Written instruction
Below are some records; retype all of them exactly.

Material for this task
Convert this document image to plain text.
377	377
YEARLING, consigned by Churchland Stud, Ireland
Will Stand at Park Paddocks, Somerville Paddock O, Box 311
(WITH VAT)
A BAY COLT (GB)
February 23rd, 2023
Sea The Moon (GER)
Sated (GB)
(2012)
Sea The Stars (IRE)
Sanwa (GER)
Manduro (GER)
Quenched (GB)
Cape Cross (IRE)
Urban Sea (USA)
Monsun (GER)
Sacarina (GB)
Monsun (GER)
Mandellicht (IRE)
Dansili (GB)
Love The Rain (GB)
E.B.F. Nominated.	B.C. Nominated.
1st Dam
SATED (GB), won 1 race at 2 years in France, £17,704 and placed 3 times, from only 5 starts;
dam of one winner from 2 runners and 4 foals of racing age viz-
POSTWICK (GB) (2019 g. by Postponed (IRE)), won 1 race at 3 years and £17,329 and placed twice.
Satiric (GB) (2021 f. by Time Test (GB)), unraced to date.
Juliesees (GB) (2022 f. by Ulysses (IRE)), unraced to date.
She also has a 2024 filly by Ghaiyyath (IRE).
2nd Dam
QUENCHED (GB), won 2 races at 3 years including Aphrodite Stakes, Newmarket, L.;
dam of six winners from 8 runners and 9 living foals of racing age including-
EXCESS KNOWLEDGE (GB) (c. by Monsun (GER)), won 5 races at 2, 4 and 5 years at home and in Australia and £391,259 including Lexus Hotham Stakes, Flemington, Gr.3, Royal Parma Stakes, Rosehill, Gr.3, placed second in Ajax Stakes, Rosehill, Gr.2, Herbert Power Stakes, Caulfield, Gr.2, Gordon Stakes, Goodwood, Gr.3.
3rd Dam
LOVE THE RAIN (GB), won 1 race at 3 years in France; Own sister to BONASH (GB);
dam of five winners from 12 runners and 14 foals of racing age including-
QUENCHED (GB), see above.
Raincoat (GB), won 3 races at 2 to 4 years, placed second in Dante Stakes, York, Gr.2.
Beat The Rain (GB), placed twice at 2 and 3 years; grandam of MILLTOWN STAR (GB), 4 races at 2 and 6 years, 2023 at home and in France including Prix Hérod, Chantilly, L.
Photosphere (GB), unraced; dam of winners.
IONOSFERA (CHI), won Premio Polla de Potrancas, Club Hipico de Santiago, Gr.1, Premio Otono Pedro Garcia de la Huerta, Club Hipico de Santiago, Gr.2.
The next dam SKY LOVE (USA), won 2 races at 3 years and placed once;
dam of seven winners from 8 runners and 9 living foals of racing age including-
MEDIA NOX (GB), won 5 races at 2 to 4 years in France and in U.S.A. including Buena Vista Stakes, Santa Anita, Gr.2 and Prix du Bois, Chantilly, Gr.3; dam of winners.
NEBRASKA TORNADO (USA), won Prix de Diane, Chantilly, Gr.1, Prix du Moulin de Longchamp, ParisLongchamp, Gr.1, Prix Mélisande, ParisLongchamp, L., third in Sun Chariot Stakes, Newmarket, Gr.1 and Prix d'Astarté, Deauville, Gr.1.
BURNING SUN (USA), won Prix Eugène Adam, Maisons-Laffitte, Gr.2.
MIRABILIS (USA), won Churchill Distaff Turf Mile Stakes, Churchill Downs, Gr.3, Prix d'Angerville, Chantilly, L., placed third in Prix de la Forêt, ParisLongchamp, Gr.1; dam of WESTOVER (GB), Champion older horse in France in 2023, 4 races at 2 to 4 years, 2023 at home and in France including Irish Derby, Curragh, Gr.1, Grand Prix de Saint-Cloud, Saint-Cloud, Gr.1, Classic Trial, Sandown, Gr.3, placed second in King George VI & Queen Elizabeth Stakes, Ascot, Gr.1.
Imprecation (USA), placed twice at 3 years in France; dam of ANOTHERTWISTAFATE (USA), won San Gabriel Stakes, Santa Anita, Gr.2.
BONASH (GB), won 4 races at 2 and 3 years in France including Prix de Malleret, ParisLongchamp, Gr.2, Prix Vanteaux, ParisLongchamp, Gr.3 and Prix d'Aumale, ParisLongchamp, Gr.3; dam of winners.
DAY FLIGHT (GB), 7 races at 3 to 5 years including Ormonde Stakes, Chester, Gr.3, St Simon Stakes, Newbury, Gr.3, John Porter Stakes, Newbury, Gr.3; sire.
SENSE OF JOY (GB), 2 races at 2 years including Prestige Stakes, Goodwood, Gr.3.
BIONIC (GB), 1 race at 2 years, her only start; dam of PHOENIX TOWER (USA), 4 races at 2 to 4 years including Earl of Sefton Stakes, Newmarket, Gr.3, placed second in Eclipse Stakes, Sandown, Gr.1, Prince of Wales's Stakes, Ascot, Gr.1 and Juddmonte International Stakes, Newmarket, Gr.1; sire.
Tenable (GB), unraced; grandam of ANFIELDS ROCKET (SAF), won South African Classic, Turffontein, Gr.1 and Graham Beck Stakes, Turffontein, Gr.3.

Result for this exercise
Convert this document image to plain text.
377	377
YEARLING, consigned by Churchland Stud, Ireland
Will Stand at Park Paddocks, Somerville Paddock O, Box 311
(WITH VAT)
A BAY COLT (GB)
February 23rd, 2023
Sea The Moon (GER)
Sated (GB)
(2012)
Sea The Stars (IRE)
Sanwa (GER)
Manduro (GER)
Quenched (GB)
Cape Cross (IRE)
Urban Sea (USA)
Monsun (GER)
Sacarina (GB)
Monsun (GER)
Mandellicht (IRE)
Dansili (GB)
Love The Rain (GB)
E.B.F. Nominated.	B.C. Nominated.
1st Dam
SATED (GB), won 1 race at 2 years in France, £17,704 and placed 3 times, from only 5 starts;
dam of one winner from 2 runners and 4 foals of racing age viz-
POSTWICK (GB) (2019 g. by Postponed (IRE)), won 1 race at 3 years and £17,329 and placed twice.
Satiric (GB) (2021 f. by Time Test (GB)), unraced to date.
Juliesees (GB) (2022 f. by Ulysses (IRE)), unraced to date.
She also has a 2024 filly by Ghaiyyath (IRE).
2nd Dam
QUENCHED (GB), won 2 races at 3 years including Aphrodite Stakes, Newmarket, L.;
dam of six winners from 8 runners and 9 living foals of racing age including-
EXCESS KNOWLEDGE (GB) (c. by Monsun (GER)), won 5 races at 2, 4 and 5 years at home and in Australia and £391,259 including Lexus Hotham Stakes, Flemington, Gr.3, Royal Parma Stakes, Rosehill, Gr.3, placed second in Ajax Stakes, Rosehill, Gr.2, Herbert Power Stakes, Caulfield, Gr.2, Gordon Stakes, Goodwood, Gr.3.
3rd Dam
LOVE THE RAIN (GB), won 1 race at 3 years in France; Own sister to BONASH (GB);
dam of five winners from 12 runners and 14 foals of racing age including-
QUENCHED (GB), see above.
Raincoat (GB), won 3 races at 2 to 4 years, placed second in Dante Stakes, York, Gr.2.
Beat The Rain (GB), placed twice at 2 and 3 years; grandam of MILLTOWN STAR (GB), 4 races at 2 and 6 years, 2023 at home and in France including Prix Hérod, Chantilly, L.
Photosphere (GB), unraced; dam of winners.
IONOSFERA (CHI), won Premio Polla de Potrancas, Club Hipico de Santiago, Gr.1, Premio Otono Pedro Garcia de la Huerta, Club Hipico de Santiago, Gr.2.
The next dam SKY LOVE (USA), won 2 races at 3 years and placed once;
dam of seven winners from 8 runners and 9 living foals of racing age including-
MEDIA NOX (GB), won 5 races at 2 to 4 years in France and in U.S.A. including Buena Vista Stakes, Santa Anita, Gr.2 and Prix du Bois, Chantilly, Gr.3; dam of winners.
NEBRASKA TORNADO (USA), won Prix de Diane, Chantilly, Gr.1, Prix du Moulin de Longchamp, ParisLongchamp, Gr.1, Prix Mélisande, ParisLongchamp, L., third in Sun Chariot Stakes, Newmarket, Gr.1 and Prix d'Astarté, Deauville, Gr.1.
BURNING SUN (USA), won Prix Eugène Adam, Maisons-Laffitte, Gr.2.
MIRABILIS (USA), won Churchill Distaff Turf Mile Stakes, Churchill Downs, Gr.3, Prix d'Angerville, Chantilly, L., placed third in Prix de la Forêt, ParisLongchamp, Gr.1; dam of WESTOVER (GB), Champion older horse in France in 2023, 4 races at 2 to 4 years, 2023 at home and in France including Irish Derby, Curragh, Gr.1, Grand Prix de Saint-Cloud, Saint-Cloud, Gr.1, Classic Trial, Sandown, Gr.3, placed second in King George VI & Queen Elizabeth Stakes, Ascot, Gr.1.
Imprecation (USA), placed twice at 3 years in France; dam of ANOTHERTWISTAFATE (USA), won San Gabriel Stakes, Santa Anita, Gr.2.
BONASH (GB), won 4 races at 2 and 3 years in France including Prix de Malleret, ParisLongchamp, Gr.2, Prix Vanteaux, ParisLongchamp, Gr.3 and Prix d'Aumale, ParisLongchamp, Gr.3; dam of winners.
DAY FLIGHT (GB), 7 races at 3 to 5 years including Ormonde Stakes, Chester, Gr.3, St Simon Stakes, Newbury, Gr.3, John Porter Stakes, Newbury, Gr.3; sire.
SENSE OF JOY (GB), 2 races at 2 years including Prestige Stakes, Goodwood, Gr.3.
BIONIC (GB), 1 race at 2 years, her only start; dam of PHOENIX TOWER (USA), 4 races at 2 to 4 years including Earl of Sefton Stakes, Newmarket, Gr.3, placed second in Eclipse Stakes, Sandown, Gr.1, Prince of Wales's Stakes, Ascot, Gr.1 and Juddmonte International Stakes, Newmarket, Gr.1; sire.
Tenable (GB), unraced; grandam of ANFIELDS ROCKET (SAF), won South African Classic, Turffontein, Gr.1 and Graham Beck Stakes, Turffontein, Gr.3.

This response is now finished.